◆ **Instructions for the task**: Write out every entry exactly as it stands.

▼

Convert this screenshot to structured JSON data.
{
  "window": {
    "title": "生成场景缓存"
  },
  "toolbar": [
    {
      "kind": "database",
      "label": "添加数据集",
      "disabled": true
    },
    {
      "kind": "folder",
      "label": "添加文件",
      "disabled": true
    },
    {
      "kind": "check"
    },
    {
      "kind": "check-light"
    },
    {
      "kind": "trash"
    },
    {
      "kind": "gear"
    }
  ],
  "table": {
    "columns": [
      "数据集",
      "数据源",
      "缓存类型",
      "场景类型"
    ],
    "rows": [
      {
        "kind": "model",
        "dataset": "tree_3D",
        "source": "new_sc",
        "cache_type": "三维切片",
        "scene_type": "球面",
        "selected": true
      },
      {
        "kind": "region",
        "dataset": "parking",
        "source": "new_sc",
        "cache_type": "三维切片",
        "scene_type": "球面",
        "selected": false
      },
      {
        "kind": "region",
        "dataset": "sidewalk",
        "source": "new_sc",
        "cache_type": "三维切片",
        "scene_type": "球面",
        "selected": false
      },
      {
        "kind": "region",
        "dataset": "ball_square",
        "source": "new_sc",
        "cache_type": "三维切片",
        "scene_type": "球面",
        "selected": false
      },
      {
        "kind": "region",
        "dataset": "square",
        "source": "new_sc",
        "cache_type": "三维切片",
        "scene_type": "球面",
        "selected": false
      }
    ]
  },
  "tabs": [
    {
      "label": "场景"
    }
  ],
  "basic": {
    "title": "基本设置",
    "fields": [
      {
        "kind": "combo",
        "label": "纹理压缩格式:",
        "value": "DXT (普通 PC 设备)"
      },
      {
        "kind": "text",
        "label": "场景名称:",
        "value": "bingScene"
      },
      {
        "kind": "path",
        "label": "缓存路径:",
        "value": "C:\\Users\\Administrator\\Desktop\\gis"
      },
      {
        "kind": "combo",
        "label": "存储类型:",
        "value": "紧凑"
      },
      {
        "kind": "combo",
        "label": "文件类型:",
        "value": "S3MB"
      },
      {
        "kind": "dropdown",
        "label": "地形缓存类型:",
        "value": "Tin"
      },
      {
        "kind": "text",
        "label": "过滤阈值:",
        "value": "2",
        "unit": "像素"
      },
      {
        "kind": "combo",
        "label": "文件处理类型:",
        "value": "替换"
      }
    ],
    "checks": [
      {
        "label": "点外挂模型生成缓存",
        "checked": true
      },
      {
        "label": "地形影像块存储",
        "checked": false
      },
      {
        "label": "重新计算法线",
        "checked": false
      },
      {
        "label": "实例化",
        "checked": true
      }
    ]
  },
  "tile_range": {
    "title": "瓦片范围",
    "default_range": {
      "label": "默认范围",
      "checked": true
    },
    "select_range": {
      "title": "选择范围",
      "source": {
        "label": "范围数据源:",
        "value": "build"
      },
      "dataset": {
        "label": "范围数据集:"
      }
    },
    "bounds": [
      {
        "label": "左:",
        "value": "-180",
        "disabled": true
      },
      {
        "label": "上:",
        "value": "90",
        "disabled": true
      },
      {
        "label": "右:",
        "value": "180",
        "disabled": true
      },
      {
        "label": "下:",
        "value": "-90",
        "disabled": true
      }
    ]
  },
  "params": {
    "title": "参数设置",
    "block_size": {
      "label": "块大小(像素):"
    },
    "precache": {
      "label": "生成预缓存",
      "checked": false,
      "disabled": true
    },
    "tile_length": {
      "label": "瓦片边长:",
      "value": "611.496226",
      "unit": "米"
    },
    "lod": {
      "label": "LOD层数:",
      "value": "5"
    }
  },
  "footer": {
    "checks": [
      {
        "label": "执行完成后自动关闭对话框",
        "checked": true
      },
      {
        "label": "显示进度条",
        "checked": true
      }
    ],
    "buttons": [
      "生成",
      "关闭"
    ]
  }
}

▲

◆ **Correct response**:
Convert this screenshot to structured JSON data.
{
  "window": {
    "title": "生成场景缓存"
  },
  "toolbar": [
    {
      "kind": "database",
      "label": "添加数据集",
      "disabled": true
    },
    {
      "kind": "folder",
      "label": "添加文件",
      "disabled": true
    },
    {
      "kind": "check"
    },
    {
      "kind": "check-light"
    },
    {
      "kind": "trash"
    },
    {
      "kind": "gear"
    }
  ],
  "table": {
    "columns": [
      "数据集",
      "数据源",
      "缓存类型",
      "场景类型"
    ],
    "rows": [
      {
        "kind": "model",
        "dataset": "tree_3D",
        "source": "new_sc",
        "cache_type": "三维切片",
        "scene_type": "球面",
        "selected": true
      },
      {
        "kind": "region",
        "dataset": "parking",
        "source": "new_sc",
        "cache_type": "三维切片",
        "scene_type": "球面",
        "selected": false
      },
      {
        "kind": "region",
        "dataset": "sidewalk",
        "source": "new_sc",
        "cache_type": "三维切片",
        "scene_type": "球面",
        "selected": false
      },
      {
        "kind": "region",
        "dataset": "ball_square",
        "source": "new_sc",
        "cache_type": "三维切片",
        "scene_type": "球面",
        "selected": false
      },
      {
        "kind": "region",
        "dataset": "square",
        "source": "new_sc",
        "cache_type": "三维切片",
        "scene_type": "球面",
        "selected": false
      }
    ]
  },
  "tabs": [
    {
      "label": "场景"
    }
  ],
  "basic": {
    "title": "基本设置",
    "fields": [
      {
        "kind": "combo",
        "label": "纹理压缩格式:",
        "value": "DXT (普通 PC 设备)"
      },
      {
        "kind": "text",
        "label": "场景名称:",
        "value": "bingScene"
      },
      {
        "kind": "path",
        "label": "缓存路径:",
        "value": "C:\\Users\\Administrator\\Desktop\\gis"
      },
      {
        "kind": "combo",
        "label": "存储类型:",
        "value": "紧凑"
      },
      {
        "kind": "combo",
        "label": "文件类型:",
        "value": "S3MB"
      },
      {
        "kind": "dropdown",
        "label": "地形缓存类型:",
        "value": "Tin"
      },
      {
        "kind": "text",
        "label": "过滤阈值:",
        "value": "2",
        "unit": "像素"
      },
      {
        "kind": "combo",
        "label": "文件处理类型:",
        "value": "替换"
      }
    ],
    "checks": [
      {
        "label": "点外挂模型生成缓存",
        "checked": true
      },
      {
        "label": "地形影像块存储",
        "checked": false
      },
      {
        "label": "重新计算法线",
        "checked": false
      },
      {
        "label": "实例化",
        "checked": true
      }
    ]
  },
  "tile_range": {
    "title": "瓦片范围",
    "default_range": {
      "label": "默认范围",
      "checked": true
    },
    "select_range": {
      "title": "选择范围",
      "source": {
        "label": "范围数据源:",
        "value": "build"
      },
      "dataset": {
        "label": "范围数据集:"
      }
    },
    "bounds": [
      {
        "label": "左:",
        "value": "-180",
        "disabled": true
      },
      {
        "label": "上:",
        "value": "90",
        "disabled": true
      },
      {
        "label": "右:",
        "value": "180",
        "disabled": true
      },
      {
        "label": "下:",
        "value": "-90",
        "disabled": true
      }
    ]
  },
  "params": {
    "title": "参数设置",
    "block_size": {
      "label": "块大小(像素):"
    },
    "precache": {
      "label": "生成预缓存",
      "checked": false,
      "disabled": true
    },
    "tile_length": {
      "label": "瓦片边长:",
      "value": "611.496226",
      "unit": "米"
    },
    "lod": {
      "label": "LOD层数:",
      "value": "5"
    }
  },
  "footer": {
    "checks": [
      {
        "label": "执行完成后自动关闭对话框",
        "checked": true
      },
      {
        "label": "显示进度条",
        "checked": true
      }
    ],
    "buttons": [
      "生成",
      "关闭"
    ]
  }
}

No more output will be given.